BEGIN Provided material

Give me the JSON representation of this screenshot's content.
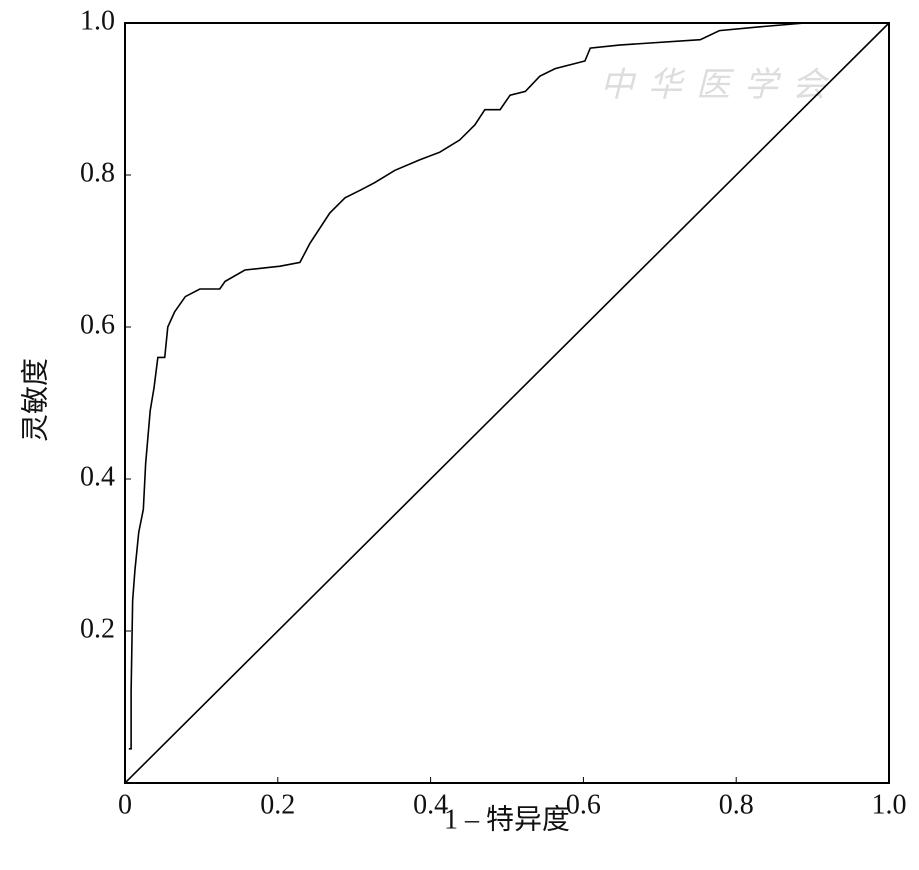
{
  "chart_data": {
    "type": "line",
    "x_label": "1 – 特异度",
    "y_label": "灵敏度",
    "watermark": "中华医学会",
    "xlim": [
      0,
      1
    ],
    "ylim": [
      0,
      1
    ],
    "xticks": [
      0,
      0.2,
      0.4,
      0.6,
      0.8,
      {
        "value": 1,
        "label": "1.0"
      }
    ],
    "yticks": [
      0.2,
      0.4,
      0.6,
      0.8,
      {
        "value": 1,
        "label": "1.0"
      }
    ],
    "grid": false,
    "series": [
      {
        "color": "#000000",
        "x": [
          0.005,
          0.008,
          0.008,
          0.01,
          0.013,
          0.018,
          0.024,
          0.027,
          0.033,
          0.038,
          0.043,
          0.052,
          0.056,
          0.065,
          0.079,
          0.098,
          0.124,
          0.131,
          0.157,
          0.203,
          0.229,
          0.242,
          0.268,
          0.288,
          0.308,
          0.327,
          0.353,
          0.386,
          0.412,
          0.438,
          0.458,
          0.471,
          0.491,
          0.504,
          0.524,
          0.543,
          0.563,
          0.602,
          0.609,
          0.647,
          0.753,
          0.778,
          0.831,
          0.89
        ],
        "values": [
          0.045,
          0.045,
          0.12,
          0.24,
          0.28,
          0.33,
          0.36,
          0.42,
          0.49,
          0.52,
          0.56,
          0.56,
          0.6,
          0.62,
          0.64,
          0.65,
          0.65,
          0.66,
          0.675,
          0.68,
          0.685,
          0.71,
          0.75,
          0.77,
          0.78,
          0.79,
          0.806,
          0.82,
          0.83,
          0.846,
          0.866,
          0.886,
          0.886,
          0.905,
          0.91,
          0.93,
          0.94,
          0.95,
          0.967,
          0.971,
          0.978,
          0.99,
          0.995,
          1.0
        ]
      },
      {
        "color": "#000000",
        "x": [
          0,
          1
        ],
        "values": [
          0,
          1
        ]
      }
    ]
  }
}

END Provided material

**Directions for this task**. Set down the records in full and exactly. Do not carry over any image.

**Reply**.
Give me the JSON representation of this screenshot's content.
{
  "chart_data": {
    "type": "line",
    "x_label": "1 – 特异度",
    "y_label": "灵敏度",
    "watermark": "中华医学会",
    "xlim": [
      0,
      1
    ],
    "ylim": [
      0,
      1
    ],
    "xticks": [
      0,
      0.2,
      0.4,
      0.6,
      0.8,
      {
        "value": 1,
        "label": "1.0"
      }
    ],
    "yticks": [
      0.2,
      0.4,
      0.6,
      0.8,
      {
        "value": 1,
        "label": "1.0"
      }
    ],
    "grid": false,
    "series": [
      {
        "color": "#000000",
        "x": [
          0.005,
          0.008,
          0.008,
          0.01,
          0.013,
          0.018,
          0.024,
          0.027,
          0.033,
          0.038,
          0.043,
          0.052,
          0.056,
          0.065,
          0.079,
          0.098,
          0.124,
          0.131,
          0.157,
          0.203,
          0.229,
          0.242,
          0.268,
          0.288,
          0.308,
          0.327,
          0.353,
          0.386,
          0.412,
          0.438,
          0.458,
          0.471,
          0.491,
          0.504,
          0.524,
          0.543,
          0.563,
          0.602,
          0.609,
          0.647,
          0.753,
          0.778,
          0.831,
          0.89
        ],
        "values": [
          0.045,
          0.045,
          0.12,
          0.24,
          0.28,
          0.33,
          0.36,
          0.42,
          0.49,
          0.52,
          0.56,
          0.56,
          0.6,
          0.62,
          0.64,
          0.65,
          0.65,
          0.66,
          0.675,
          0.68,
          0.685,
          0.71,
          0.75,
          0.77,
          0.78,
          0.79,
          0.806,
          0.82,
          0.83,
          0.846,
          0.866,
          0.886,
          0.886,
          0.905,
          0.91,
          0.93,
          0.94,
          0.95,
          0.967,
          0.971,
          0.978,
          0.99,
          0.995,
          1.0
        ]
      },
      {
        "color": "#000000",
        "x": [
          0,
          1
        ],
        "values": [
          0,
          1
        ]
      }
    ]
  }
}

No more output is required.